● Task to carry out:
Show all lines holding "local".

● Dataset records:
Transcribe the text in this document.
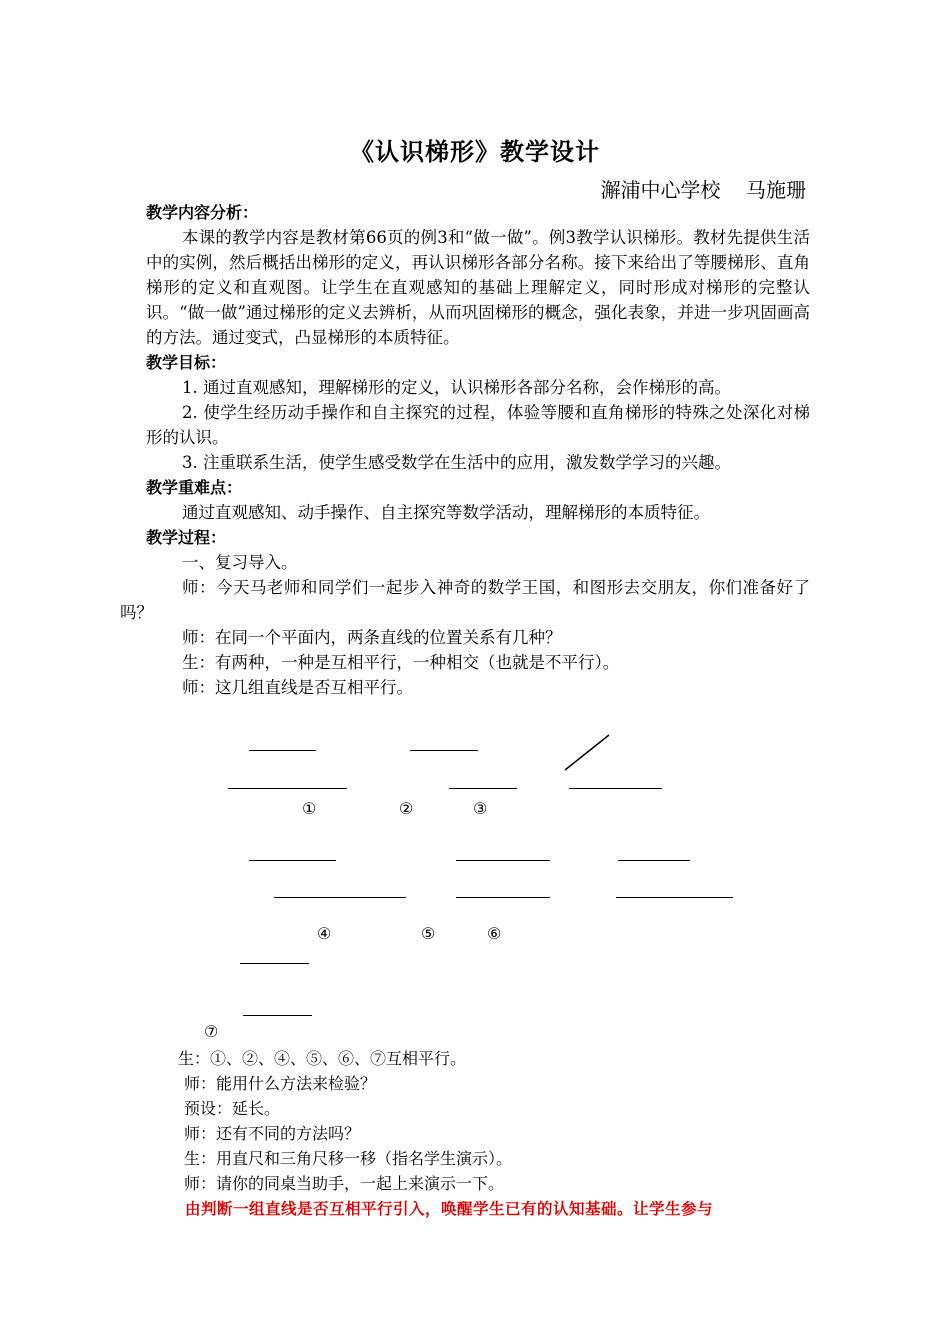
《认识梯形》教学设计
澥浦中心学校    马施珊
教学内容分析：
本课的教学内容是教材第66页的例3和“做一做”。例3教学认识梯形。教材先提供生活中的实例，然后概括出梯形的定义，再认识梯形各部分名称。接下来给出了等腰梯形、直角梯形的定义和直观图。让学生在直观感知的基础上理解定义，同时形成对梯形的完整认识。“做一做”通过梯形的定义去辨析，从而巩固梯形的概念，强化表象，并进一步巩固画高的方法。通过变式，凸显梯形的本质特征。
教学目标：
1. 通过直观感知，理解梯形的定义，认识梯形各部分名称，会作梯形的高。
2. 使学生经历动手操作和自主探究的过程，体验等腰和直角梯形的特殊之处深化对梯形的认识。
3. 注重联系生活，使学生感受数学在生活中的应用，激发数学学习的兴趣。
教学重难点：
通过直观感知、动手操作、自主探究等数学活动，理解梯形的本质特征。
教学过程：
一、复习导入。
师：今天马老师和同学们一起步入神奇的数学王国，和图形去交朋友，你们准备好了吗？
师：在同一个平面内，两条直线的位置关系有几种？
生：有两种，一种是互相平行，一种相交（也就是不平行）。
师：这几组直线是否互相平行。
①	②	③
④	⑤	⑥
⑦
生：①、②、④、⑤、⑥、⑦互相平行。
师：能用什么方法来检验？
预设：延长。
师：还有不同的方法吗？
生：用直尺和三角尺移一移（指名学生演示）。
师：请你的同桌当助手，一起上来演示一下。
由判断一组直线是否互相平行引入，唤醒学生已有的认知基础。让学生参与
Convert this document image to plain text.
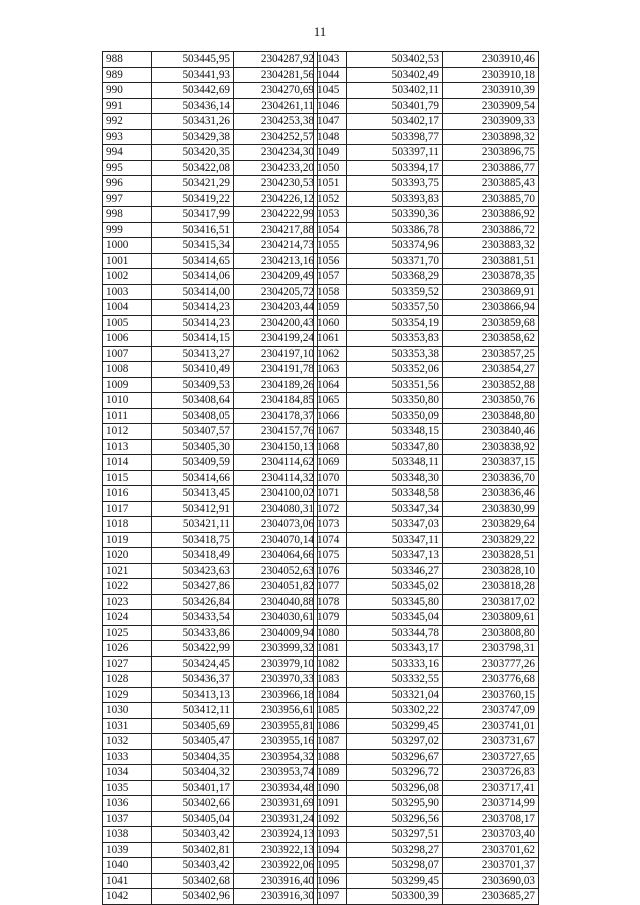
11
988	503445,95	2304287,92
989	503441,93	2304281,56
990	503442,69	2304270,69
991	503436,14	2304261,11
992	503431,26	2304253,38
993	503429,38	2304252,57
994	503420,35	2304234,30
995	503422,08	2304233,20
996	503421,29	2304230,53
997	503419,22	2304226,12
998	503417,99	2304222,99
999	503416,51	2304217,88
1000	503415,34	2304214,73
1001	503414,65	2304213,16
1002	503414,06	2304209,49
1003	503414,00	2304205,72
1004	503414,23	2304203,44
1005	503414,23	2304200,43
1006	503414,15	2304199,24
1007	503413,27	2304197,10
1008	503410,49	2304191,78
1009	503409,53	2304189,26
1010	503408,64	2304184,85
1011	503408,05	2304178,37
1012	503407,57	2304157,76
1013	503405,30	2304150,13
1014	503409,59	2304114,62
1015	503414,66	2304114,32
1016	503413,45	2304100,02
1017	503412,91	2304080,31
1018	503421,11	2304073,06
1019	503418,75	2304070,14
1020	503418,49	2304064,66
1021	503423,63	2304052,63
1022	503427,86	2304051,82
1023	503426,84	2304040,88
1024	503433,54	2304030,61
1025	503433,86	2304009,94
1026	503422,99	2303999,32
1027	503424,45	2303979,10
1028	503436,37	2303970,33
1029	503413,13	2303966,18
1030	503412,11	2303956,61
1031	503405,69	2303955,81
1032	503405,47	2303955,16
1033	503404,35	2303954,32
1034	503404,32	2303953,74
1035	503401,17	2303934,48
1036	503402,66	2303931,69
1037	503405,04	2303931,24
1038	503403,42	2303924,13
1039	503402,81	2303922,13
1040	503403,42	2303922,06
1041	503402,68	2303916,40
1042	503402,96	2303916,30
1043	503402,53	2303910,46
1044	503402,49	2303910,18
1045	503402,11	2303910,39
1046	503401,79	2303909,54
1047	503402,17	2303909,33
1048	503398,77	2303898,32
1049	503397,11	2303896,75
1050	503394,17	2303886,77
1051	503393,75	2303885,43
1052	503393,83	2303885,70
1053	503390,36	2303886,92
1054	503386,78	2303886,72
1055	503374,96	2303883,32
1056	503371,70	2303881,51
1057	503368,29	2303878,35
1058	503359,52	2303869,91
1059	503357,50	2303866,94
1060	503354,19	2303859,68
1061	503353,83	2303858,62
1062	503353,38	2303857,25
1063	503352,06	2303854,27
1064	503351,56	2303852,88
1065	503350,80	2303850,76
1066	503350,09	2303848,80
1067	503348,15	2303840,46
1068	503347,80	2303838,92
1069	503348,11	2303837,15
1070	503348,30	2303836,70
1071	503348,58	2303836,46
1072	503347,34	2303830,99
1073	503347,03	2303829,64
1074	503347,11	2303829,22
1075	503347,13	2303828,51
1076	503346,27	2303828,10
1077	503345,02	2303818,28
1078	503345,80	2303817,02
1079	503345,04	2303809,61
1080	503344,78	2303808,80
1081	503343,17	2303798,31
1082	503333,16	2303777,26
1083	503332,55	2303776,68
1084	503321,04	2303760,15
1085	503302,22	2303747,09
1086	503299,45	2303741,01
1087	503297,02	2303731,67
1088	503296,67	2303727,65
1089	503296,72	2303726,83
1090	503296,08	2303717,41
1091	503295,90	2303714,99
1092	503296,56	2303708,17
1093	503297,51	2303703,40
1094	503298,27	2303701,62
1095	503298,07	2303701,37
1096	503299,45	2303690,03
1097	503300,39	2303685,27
--
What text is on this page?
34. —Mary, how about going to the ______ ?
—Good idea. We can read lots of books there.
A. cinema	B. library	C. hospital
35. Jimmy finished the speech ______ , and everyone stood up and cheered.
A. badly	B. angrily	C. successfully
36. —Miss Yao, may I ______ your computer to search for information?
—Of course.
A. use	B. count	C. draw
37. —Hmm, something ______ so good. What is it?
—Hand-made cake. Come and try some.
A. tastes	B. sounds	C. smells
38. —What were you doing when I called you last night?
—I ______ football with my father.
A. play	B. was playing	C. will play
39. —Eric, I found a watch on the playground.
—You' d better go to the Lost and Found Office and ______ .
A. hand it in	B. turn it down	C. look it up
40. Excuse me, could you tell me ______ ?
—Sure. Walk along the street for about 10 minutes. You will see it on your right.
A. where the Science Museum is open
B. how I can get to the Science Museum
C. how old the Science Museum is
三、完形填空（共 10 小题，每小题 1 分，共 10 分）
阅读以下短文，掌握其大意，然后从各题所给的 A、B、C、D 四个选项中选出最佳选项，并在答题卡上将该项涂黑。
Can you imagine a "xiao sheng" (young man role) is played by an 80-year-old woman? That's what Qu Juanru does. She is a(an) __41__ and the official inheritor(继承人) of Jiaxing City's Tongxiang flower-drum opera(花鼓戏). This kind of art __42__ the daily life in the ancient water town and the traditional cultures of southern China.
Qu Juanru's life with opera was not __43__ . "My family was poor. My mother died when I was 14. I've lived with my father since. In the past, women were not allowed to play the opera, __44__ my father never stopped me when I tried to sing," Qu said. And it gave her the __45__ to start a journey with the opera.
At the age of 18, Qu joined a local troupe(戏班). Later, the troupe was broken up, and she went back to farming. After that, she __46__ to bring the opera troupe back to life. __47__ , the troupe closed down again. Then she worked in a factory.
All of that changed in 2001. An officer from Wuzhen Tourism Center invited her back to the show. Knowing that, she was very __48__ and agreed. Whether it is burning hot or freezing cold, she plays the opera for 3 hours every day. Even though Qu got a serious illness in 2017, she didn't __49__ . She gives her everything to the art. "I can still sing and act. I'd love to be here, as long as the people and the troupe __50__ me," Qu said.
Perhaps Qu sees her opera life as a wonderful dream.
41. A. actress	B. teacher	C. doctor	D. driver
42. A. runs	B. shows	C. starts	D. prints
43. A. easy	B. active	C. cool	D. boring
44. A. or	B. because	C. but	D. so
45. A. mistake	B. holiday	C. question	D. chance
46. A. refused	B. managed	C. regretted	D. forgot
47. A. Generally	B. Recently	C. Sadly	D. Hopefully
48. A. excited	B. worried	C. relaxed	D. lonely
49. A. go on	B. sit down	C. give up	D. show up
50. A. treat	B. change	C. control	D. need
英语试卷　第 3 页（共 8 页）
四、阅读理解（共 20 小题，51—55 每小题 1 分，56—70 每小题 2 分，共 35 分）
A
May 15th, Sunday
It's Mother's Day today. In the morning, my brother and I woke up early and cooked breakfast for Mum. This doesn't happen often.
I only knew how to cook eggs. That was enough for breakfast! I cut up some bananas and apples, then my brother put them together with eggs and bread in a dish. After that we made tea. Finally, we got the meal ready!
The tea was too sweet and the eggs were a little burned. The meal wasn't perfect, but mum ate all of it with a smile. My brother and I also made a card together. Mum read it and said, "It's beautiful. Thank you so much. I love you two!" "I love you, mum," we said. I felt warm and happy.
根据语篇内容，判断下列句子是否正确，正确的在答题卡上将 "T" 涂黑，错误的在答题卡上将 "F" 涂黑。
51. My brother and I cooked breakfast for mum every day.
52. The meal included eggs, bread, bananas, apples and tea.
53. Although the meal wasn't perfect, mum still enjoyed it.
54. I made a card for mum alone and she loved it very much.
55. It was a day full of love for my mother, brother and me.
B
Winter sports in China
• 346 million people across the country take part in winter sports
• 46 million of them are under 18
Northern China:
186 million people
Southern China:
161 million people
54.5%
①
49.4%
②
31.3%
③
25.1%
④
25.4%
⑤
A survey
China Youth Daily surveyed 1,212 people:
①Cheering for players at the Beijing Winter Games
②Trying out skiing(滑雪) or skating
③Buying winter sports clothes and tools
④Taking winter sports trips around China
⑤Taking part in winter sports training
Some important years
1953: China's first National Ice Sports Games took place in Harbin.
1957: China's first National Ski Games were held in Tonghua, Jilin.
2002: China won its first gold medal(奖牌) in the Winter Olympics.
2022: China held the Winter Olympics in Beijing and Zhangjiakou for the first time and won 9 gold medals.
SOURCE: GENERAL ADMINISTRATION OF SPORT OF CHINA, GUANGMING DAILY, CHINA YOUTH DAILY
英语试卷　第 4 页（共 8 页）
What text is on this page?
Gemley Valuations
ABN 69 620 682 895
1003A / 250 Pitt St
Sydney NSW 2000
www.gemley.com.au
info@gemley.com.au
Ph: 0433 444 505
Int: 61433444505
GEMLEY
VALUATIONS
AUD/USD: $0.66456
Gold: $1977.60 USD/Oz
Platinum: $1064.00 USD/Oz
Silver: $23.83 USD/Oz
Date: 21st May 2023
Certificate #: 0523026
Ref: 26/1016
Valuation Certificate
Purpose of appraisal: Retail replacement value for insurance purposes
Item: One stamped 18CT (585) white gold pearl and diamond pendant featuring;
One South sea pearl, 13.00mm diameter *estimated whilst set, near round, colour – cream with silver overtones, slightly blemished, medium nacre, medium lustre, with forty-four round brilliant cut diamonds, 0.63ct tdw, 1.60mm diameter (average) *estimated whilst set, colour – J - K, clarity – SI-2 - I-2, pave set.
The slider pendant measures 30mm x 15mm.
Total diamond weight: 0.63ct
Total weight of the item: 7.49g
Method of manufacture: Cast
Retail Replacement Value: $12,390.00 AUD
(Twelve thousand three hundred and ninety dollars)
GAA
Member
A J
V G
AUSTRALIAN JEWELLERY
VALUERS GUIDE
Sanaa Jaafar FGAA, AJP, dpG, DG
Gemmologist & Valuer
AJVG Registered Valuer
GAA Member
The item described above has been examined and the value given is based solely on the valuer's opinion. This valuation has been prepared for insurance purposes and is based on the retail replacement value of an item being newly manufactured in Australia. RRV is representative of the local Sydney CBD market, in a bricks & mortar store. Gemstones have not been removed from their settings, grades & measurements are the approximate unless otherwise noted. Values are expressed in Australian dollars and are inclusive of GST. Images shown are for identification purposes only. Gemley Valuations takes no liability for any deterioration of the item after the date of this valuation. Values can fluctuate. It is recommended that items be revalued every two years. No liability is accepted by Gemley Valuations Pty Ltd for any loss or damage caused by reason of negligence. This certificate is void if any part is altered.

● Solved exercise:
At the age of 18, Qu joined a local troupe(戏班). Later, the troupe was broken up, and she went back to farming. After that, she __46__ to bring the opera troupe back to life. __47__ , the troupe closed down again. Then she worked in a factory.
The item described above has been examined and the value given is based solely on the valuer's opinion. This valuation has been prepared for insurance purposes and is based on the retail replacement value of an item being newly manufactured in Australia. RRV is representative of the local Sydney CBD market, in a bricks & mortar store. Gemstones have not been removed from their settings, grades & measurements are the approximate unless otherwise noted. Values are expressed in Australian dollars and are inclusive of GST. Images shown are for identification purposes only. Gemley Valuations takes no liability for any deterioration of the item after the date of this valuation. Values can fluctuate. It is recommended that items be revalued every two years. No liability is accepted by Gemley Valuations Pty Ltd for any loss or damage caused by reason of negligence. This certificate is void if any part is altered.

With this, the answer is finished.